▶ **Task to carry out**: Pull out from the material below all lines with "height".

▶ **Records for this task**:
◇ ◇ ◇ ◇

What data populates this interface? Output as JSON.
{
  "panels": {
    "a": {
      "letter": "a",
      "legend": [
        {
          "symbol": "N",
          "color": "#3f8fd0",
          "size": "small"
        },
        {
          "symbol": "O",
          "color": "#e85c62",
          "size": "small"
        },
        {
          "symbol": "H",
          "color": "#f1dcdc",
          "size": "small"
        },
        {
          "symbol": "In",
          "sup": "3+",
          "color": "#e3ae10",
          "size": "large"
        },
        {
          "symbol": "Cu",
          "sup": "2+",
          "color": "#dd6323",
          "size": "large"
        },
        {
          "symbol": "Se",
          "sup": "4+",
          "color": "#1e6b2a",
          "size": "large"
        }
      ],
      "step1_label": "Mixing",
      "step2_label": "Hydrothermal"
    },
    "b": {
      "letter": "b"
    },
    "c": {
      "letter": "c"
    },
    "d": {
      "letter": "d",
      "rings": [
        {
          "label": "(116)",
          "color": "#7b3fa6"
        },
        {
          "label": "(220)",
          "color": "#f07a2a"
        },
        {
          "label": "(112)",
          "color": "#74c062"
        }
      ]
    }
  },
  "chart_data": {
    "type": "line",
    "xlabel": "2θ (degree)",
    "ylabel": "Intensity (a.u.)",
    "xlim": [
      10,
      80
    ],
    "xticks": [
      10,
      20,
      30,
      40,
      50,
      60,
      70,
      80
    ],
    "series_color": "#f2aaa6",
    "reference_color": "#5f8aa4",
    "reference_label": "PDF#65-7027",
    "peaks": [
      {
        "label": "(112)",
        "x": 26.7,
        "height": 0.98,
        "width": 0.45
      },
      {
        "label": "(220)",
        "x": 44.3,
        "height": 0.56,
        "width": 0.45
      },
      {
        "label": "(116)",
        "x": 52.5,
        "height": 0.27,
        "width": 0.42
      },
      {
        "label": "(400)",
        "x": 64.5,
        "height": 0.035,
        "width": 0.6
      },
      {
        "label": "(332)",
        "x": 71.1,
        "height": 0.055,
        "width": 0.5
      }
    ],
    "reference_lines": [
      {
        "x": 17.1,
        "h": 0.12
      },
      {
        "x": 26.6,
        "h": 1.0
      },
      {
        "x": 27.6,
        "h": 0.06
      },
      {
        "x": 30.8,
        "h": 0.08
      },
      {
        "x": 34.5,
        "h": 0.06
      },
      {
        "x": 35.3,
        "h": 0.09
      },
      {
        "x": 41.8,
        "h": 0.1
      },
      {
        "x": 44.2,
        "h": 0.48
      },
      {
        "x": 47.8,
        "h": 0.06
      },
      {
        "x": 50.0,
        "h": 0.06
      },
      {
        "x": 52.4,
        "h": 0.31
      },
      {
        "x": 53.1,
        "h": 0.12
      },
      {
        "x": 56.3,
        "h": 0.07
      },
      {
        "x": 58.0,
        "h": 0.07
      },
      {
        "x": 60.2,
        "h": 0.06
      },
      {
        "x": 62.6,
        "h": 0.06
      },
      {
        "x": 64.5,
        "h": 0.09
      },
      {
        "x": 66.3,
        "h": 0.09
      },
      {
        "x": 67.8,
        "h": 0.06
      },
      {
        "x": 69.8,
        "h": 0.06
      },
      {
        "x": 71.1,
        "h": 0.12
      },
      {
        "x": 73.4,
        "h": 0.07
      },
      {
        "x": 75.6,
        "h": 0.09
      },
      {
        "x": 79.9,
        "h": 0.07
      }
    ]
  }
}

◇ ◇ ◇ ◇

▶ **Task solution**:
        "height": 0.98,
        "height": 0.56,
        "height": 0.27,
        "height": 0.035,
        "height": 0.055,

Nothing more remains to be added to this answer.